EXERCISE BRIEF
Rewrite every line of the records below as one JSON list of strings, with one string for each line and no entries for blank lines.

DATA FOR THIS TASK
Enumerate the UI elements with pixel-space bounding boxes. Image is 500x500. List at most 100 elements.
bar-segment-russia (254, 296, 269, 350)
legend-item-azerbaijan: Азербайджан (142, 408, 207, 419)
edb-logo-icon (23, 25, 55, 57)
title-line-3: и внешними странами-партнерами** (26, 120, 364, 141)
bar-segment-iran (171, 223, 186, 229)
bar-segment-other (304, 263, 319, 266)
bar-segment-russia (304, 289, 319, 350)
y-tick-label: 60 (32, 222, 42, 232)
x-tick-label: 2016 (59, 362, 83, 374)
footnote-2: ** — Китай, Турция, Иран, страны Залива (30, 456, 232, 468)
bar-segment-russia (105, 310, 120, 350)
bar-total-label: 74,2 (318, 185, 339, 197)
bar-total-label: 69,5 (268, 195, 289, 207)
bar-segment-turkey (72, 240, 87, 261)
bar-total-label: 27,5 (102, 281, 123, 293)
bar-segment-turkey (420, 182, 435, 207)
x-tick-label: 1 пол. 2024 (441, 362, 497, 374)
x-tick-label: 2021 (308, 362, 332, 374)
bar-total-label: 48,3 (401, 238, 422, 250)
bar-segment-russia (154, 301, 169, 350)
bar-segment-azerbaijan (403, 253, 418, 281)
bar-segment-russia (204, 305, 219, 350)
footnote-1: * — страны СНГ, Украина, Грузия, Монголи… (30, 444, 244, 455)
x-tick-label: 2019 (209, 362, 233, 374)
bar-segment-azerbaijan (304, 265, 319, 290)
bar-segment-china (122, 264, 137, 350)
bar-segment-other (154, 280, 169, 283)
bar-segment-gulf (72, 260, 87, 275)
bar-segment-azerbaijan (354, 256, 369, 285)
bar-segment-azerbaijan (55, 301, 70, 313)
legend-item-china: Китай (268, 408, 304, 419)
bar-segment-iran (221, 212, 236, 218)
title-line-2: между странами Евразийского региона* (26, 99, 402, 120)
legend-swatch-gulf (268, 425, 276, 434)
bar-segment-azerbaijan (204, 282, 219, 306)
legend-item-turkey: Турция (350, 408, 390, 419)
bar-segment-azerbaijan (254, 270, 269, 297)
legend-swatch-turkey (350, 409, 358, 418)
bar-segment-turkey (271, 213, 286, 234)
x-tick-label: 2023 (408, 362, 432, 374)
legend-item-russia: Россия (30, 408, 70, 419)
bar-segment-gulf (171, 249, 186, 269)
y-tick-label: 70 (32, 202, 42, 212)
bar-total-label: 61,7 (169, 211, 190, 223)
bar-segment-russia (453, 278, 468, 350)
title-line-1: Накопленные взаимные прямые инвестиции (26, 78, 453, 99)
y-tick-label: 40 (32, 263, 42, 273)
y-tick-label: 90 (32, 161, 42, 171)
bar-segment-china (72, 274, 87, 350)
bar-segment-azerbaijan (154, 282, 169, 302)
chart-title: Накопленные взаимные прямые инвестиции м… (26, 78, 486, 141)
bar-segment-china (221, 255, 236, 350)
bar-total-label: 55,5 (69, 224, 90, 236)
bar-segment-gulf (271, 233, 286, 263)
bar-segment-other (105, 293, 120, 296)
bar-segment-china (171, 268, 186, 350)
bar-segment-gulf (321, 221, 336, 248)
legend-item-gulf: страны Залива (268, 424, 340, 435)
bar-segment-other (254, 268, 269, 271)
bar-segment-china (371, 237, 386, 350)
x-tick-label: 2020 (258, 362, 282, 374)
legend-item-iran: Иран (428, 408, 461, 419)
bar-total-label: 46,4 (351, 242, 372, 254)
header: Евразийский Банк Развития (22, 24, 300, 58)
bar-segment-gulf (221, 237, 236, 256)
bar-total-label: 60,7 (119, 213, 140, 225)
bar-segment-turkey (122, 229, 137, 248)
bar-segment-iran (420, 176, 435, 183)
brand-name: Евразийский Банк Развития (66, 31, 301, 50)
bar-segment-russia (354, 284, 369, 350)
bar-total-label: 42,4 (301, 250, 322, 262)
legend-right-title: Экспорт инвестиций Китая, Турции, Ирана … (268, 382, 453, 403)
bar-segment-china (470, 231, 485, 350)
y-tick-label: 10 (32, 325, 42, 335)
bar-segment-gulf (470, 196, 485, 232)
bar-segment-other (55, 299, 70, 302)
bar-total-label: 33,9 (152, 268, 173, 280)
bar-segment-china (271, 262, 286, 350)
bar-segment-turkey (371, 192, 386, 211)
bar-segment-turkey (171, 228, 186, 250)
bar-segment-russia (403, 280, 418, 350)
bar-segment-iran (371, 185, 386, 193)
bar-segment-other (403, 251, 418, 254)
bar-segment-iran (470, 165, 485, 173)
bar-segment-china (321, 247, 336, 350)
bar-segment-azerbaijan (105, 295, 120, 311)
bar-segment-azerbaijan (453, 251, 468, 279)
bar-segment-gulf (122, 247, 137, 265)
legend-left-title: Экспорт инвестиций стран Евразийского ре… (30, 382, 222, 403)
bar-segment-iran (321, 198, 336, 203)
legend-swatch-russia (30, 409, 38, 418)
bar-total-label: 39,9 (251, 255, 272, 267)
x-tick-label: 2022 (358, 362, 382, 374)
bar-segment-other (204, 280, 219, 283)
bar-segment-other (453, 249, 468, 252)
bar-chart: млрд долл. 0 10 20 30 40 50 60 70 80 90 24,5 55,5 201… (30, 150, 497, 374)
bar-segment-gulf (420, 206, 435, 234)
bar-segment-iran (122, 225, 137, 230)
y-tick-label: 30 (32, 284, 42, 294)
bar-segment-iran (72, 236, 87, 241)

ANSWER BELOW
[
  "Enumerate the UI elements with pixel-space bounding boxes. Image is 500x500. List at most 100 elements.",
  "bar-segment-russia (254, 296, 269, 350)",
  "legend-item-azerbaijan: Азербайджан (142, 408, 207, 419)",
  "edb-logo-icon (23, 25, 55, 57)",
  "title-line-3: и внешними странами-партнерами** (26, 120, 364, 141)",
  "bar-segment-iran (171, 223, 186, 229)",
  "bar-segment-other (304, 263, 319, 266)",
  "bar-segment-russia (304, 289, 319, 350)",
  "y-tick-label: 60 (32, 222, 42, 232)",
  "x-tick-label: 2016 (59, 362, 83, 374)",
  "footnote-2: ** — Китай, Турция, Иран, страны Залива (30, 456, 232, 468)",
  "bar-segment-russia (105, 310, 120, 350)",
  "bar-total-label: 74,2 (318, 185, 339, 197)",
  "bar-total-label: 69,5 (268, 195, 289, 207)",
  "bar-segment-turkey (72, 240, 87, 261)",
  "bar-total-label: 27,5 (102, 281, 123, 293)",
  "bar-segment-turkey (420, 182, 435, 207)",
  "x-tick-label: 1 пол. 2024 (441, 362, 497, 374)",
  "x-tick-label: 2021 (308, 362, 332, 374)",
  "bar-total-label: 48,3 (401, 238, 422, 250)",
  "bar-segment-russia (154, 301, 169, 350)",
  "bar-segment-azerbaijan (403, 253, 418, 281)",
  "bar-segment-russia (204, 305, 219, 350)",
  "footnote-1: * — страны СНГ, Украина, Грузия, Монголи… (30, 444, 244, 455)",
  "x-tick-label: 2019 (209, 362, 233, 374)",
  "bar-segment-azerbaijan (304, 265, 319, 290)",
  "bar-segment-china (122, 264, 137, 350)",
  "bar-segment-other (154, 280, 169, 283)",
  "bar-segment-gulf (72, 260, 87, 275)",
  "bar-segment-azerbaijan (354, 256, 369, 285)",
  "bar-segment-azerbaijan (55, 301, 70, 313)",
  "legend-item-china: Китай (268, 408, 304, 419)",
  "bar-segment-iran (221, 212, 236, 218)",
  "title-line-2: между странами Евразийского региона* (26, 99, 402, 120)",
  "legend-swatch-gulf (268, 425, 276, 434)",
  "bar-segment-azerbaijan (204, 282, 219, 306)",
  "legend-item-turkey: Турция (350, 408, 390, 419)",
  "bar-segment-azerbaijan (254, 270, 269, 297)",
  "legend-swatch-turkey (350, 409, 358, 418)",
  "bar-segment-turkey (271, 213, 286, 234)",
  "x-tick-label: 2023 (408, 362, 432, 374)",
  "legend-item-russia: Россия (30, 408, 70, 419)",
  "bar-segment-gulf (171, 249, 186, 269)",
  "y-tick-label: 70 (32, 202, 42, 212)",
  "bar-total-label: 61,7 (169, 211, 190, 223)",
  "bar-segment-russia (453, 278, 468, 350)",
  "title-line-1: Накопленные взаимные прямые инвестиции (26, 78, 453, 99)",
  "y-tick-label: 40 (32, 263, 42, 273)",
  "y-tick-label: 90 (32, 161, 42, 171)",
  "bar-segment-china (72, 274, 87, 350)",
  "bar-segment-azerbaijan (154, 282, 169, 302)",
  "chart-title: Накопленные взаимные прямые инвестиции м… (26, 78, 486, 141)",
  "bar-segment-china (221, 255, 236, 350)",
  "bar-total-label: 55,5 (69, 224, 90, 236)",
  "bar-segment-gulf (271, 233, 286, 263)",
  "bar-segment-other (105, 293, 120, 296)",
  "bar-segment-china (171, 268, 186, 350)",
  "bar-segment-gulf (321, 221, 336, 248)",
  "legend-item-gulf: страны Залива (268, 424, 340, 435)",
  "bar-segment-other (254, 268, 269, 271)",
  "bar-segment-china (371, 237, 386, 350)",
  "x-tick-label: 2020 (258, 362, 282, 374)",
  "legend-item-iran: Иран (428, 408, 461, 419)",
  "bar-total-label: 46,4 (351, 242, 372, 254)",
  "header: Евразийский Банк Развития (22, 24, 300, 58)",
  "bar-segment-gulf (221, 237, 236, 256)",
  "bar-total-label: 60,7 (119, 213, 140, 225)",
  "bar-segment-turkey (122, 229, 137, 248)",
  "bar-segment-iran (420, 176, 435, 183)",
  "brand-name: Евразийский Банк Развития (66, 31, 301, 50)",
  "bar-segment-russia (354, 284, 369, 350)",
  "bar-total-label: 42,4 (301, 250, 322, 262)",
  "legend-right-title: Экспорт инвестиций Китая, Турции, Ирана … (268, 382, 453, 403)",
  "bar-segment-china (470, 231, 485, 350)",
  "y-tick-label: 10 (32, 325, 42, 335)",
  "bar-segment-gulf (470, 196, 485, 232)",
  "bar-segment-other (55, 299, 70, 302)",
  "bar-total-label: 33,9 (152, 268, 173, 280)",
  "bar-segment-china (271, 262, 286, 350)",
  "bar-segment-turkey (371, 192, 386, 211)",
  "bar-segment-turkey (171, 228, 186, 250)",
  "bar-segment-russia (403, 280, 418, 350)",
  "bar-segment-iran (371, 185, 386, 193)",
  "bar-segment-other (403, 251, 418, 254)",
  "bar-segment-iran (470, 165, 485, 173)",
  "bar-segment-china (321, 247, 336, 350)",
  "bar-segment-azerbaijan (105, 295, 120, 311)",
  "bar-segment-azerbaijan (453, 251, 468, 279)",
  "bar-segment-gulf (122, 247, 137, 265)",
  "legend-left-title: Экспорт инвестиций стран Евразийского ре… (30, 382, 222, 403)",
  "bar-segment-iran (321, 198, 336, 203)",
  "legend-swatch-russia (30, 409, 38, 418)",
  "bar-total-label: 39,9 (251, 255, 272, 267)",
  "x-tick-label: 2022 (358, 362, 382, 374)",
  "bar-segment-other (204, 280, 219, 283)",
  "bar-segment-other (453, 249, 468, 252)",
  "bar-chart: млрд долл. 0 10 20 30 40 50 60 70 80 90 24,5 55,5 201… (30, 150, 497, 374)",
  "bar-segment-gulf (420, 206, 435, 234)",
  "bar-segment-iran (122, 225, 137, 230)",
  "y-tick-label: 30 (32, 284, 42, 294)",
  "bar-segment-iran (72, 236, 87, 241)"
]